**TEXT PASSAGE**
I then had to go home and lay down for awhile in order for the stomach pain to go away. But I was able to catch up on my reading for my master’s and work on my Web site, which was a class on WordPress all to itself. I want to thank the anonymous person at the other end of the live support chat who was so patient with me, answering every single question I had on how to customize the site.

Today is cleaning day. My apartment comes with a weekly cleaning. Not only that but today, as promised by someone, we’re getting a storm, which will cool things down a bit. I’m excited. I’m about to make myself my first cup of decaf coffee so the ulcer doesn’t complain. I’ve never made decaf coffee because the idea is anathema to me. Coffee always makes my day exciting, though. Baby steps with that darn ulcer.

Lavazza: Monday, August 19, 2019

Today I have a busy day ahead of me. I don’t have a printer yet and I need to print out some papers that a professor sent me to read. What this means is that I have to walk 20 minutes under the hot Barcelona sun to my department and have them printed there. But I’m determined to make this as painless as possible. The earlier I get there, the less sun I will have to deal with. Luckily, I have discovered a delicious coffee that helps me wake up in the morning.

At the nearby town of Sant Quirze (only two train stops away), there is a huge commercial center called Al Campo, which is the French’s answer to Costco. But unlike Costco, it is several times bigger. It’s like 3 airplane hangars big and in there you can find *anything* you can think of. Household items, electronic equipment, soccer (sorry, fútbol) balls, sports clothing, hair tint, car coolant, jamón ibérico; you name it, they have it. It’s a little intimidating when you walk in because you get immediate choice fatigue. So when you go, you better have a list of things and a healthy sense of agency; otherwise, you can end up like some people I’ve seen there: completely dazed, wandering aimlessly through the aisles.

So back to the coffee. At Al Campo, I discovered a coffee by Lavazza called Qualità Rossa, which has to be the best coffee I have ever tasted after Puerto Rican coffee, which for me continues to be the best thing in the world. Qualità Rossa has flavor notes of chocolate. It makes for a rich brew, low in acidity. In the United States, it’s sold on Amazon, if you care to try it.

Document layout analysis data
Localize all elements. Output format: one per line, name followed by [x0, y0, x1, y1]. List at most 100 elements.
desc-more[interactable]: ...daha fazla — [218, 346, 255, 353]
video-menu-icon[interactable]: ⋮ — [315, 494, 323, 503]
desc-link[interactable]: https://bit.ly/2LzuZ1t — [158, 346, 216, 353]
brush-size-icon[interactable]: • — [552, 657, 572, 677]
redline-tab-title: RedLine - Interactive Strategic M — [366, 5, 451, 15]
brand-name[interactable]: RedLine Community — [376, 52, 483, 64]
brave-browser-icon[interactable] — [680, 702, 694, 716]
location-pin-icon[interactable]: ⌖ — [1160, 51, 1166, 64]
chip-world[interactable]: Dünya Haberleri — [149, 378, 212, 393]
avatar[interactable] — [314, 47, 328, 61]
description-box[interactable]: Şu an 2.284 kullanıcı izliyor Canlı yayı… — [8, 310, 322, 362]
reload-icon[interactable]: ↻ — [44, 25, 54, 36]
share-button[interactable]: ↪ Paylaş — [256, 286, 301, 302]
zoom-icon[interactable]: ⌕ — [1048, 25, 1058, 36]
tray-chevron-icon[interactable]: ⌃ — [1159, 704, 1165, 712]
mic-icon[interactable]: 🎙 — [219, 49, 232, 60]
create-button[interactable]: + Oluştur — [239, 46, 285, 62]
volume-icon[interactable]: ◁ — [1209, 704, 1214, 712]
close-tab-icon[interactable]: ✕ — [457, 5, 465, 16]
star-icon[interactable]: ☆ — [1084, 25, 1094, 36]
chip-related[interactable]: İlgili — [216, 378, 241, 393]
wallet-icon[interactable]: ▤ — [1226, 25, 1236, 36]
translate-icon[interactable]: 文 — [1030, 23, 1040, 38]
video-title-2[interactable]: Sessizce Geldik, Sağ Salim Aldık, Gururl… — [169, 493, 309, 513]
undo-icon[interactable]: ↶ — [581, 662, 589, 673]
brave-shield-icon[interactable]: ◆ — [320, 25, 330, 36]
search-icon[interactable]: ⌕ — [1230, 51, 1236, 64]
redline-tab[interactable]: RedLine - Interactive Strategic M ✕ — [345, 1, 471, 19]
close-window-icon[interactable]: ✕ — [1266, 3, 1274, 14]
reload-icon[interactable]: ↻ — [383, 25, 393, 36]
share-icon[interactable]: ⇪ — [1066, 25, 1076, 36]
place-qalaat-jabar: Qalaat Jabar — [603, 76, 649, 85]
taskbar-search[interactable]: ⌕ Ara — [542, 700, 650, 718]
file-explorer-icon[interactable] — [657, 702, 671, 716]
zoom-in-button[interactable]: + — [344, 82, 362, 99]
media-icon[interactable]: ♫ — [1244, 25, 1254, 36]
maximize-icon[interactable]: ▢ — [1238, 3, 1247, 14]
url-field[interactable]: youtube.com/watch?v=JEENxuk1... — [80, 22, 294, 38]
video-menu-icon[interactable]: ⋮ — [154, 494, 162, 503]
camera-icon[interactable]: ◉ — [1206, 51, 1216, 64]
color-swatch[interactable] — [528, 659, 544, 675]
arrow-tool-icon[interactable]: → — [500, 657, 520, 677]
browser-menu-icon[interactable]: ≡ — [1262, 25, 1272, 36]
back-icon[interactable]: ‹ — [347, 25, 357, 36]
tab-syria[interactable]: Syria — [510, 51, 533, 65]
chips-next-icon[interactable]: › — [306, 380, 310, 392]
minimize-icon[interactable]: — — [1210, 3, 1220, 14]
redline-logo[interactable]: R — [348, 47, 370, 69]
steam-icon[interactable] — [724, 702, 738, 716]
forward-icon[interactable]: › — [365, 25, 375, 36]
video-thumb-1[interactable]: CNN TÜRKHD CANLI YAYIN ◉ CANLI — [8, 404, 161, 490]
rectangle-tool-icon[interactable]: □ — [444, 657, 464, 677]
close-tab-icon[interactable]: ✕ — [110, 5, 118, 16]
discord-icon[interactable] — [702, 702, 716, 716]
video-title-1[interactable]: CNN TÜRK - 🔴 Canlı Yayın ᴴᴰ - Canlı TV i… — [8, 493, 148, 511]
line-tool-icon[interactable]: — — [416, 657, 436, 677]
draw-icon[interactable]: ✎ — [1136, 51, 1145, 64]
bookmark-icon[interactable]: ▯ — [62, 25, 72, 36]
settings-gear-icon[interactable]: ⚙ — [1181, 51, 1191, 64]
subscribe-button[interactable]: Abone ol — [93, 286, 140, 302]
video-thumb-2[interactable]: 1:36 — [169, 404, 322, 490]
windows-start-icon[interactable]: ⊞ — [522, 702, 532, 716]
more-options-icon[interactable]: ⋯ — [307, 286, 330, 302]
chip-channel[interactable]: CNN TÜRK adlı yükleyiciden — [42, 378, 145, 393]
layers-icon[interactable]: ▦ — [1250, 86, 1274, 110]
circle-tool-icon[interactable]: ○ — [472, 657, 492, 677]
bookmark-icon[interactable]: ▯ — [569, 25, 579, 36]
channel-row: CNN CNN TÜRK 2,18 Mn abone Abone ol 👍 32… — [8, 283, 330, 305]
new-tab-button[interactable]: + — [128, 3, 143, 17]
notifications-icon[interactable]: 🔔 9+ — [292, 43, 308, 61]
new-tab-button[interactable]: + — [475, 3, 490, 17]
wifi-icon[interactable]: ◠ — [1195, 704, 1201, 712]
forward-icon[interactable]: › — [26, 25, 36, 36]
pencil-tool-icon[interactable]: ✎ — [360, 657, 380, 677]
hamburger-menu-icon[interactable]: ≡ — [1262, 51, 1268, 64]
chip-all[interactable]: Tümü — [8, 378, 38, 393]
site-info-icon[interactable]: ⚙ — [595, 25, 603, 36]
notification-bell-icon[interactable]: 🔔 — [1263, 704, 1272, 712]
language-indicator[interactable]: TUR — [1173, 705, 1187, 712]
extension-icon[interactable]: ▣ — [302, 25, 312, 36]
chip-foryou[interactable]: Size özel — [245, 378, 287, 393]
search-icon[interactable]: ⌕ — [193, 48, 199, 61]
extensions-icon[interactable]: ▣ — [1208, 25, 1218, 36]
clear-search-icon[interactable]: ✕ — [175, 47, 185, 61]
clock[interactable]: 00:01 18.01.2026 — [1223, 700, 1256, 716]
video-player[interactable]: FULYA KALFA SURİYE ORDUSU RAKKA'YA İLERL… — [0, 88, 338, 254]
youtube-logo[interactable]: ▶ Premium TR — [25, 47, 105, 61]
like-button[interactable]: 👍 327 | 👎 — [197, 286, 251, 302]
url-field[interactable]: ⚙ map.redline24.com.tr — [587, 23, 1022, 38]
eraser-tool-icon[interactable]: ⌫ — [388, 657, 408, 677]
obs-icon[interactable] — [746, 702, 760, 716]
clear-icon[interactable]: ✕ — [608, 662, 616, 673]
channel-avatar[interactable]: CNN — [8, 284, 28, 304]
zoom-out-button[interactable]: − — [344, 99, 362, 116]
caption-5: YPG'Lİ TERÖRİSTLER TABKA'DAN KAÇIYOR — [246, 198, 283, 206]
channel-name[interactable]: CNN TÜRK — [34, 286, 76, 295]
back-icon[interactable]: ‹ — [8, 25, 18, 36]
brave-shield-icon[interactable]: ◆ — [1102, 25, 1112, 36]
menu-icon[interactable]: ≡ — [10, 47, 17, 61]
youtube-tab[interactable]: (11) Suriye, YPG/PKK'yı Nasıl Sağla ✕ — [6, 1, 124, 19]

**CHECK YOUR UNDERSTANDING**
- A) Answer these questions using the coffee blog passage:
(i) How long is the walk to the department?
(ii) How many train stops away is Sant Quirze?
(iii) What flavor notes does Qualità Rossa have?
- B) Resume the coffee blog passage, picking up after its final sentence about Amazon.
The document layout analysis data are separate material from the coffee blog passage.

**RESULTS**
- A)
(i) 20 minutes
(ii) Two
(iii) Chocolate

- B)
After I get those papers printed, I have to buy T-shirts, an item of clothing I haven’t owned in years, because of the heat. Finally, I want to visit a small church in Bellaterra, which is the town next to the University. It’s ancient, and I’m curious to see it.

Heat: Sunday, August 18, 2019, A.M.

Today I visited the Frankfurt, the only open café at the Universitat Autònoma de Barcelona. I arrived in Spain 12 days ago, and I didn’t know that August was vacation month in Spain. Everything is either understaffed, keeping odd hours, or simply closed for the time being. This makes for a challenging time in finding, for instance, a pharmacy open. The pharmacy at Bellaterra has been closed all last week due to vacation so the closest one open is two train stops away. Barcelona is also experiencing terribly hot weather. Right now, it’s 31 C with a RealFeel® of 33 C thanks to humidity (87 F with a RealFeel® of 92 F). So walking underneath the hot sun, with no cloudy cover in the sky, has also been challenging. Even walking to the Frankfurt is painful. You can feel your skin burning as you step out into the sun. I’ve been told that things will get better during the second half of August, which should be now, when thunderstorms will cool off the heat. I’ve also been told that Barcelona has been getting progressively hotter and hotter during the last few years, corroborating that climate change is indeed real, no matter what any political leaders might say. I am currently esconced in my apartment with A/C since staying at the Frankfurt was too hot for me. But staying in your apartment with nowhere to go also gives you cabin fever, so I’m keeping busy with various projects, this Web site being one of them!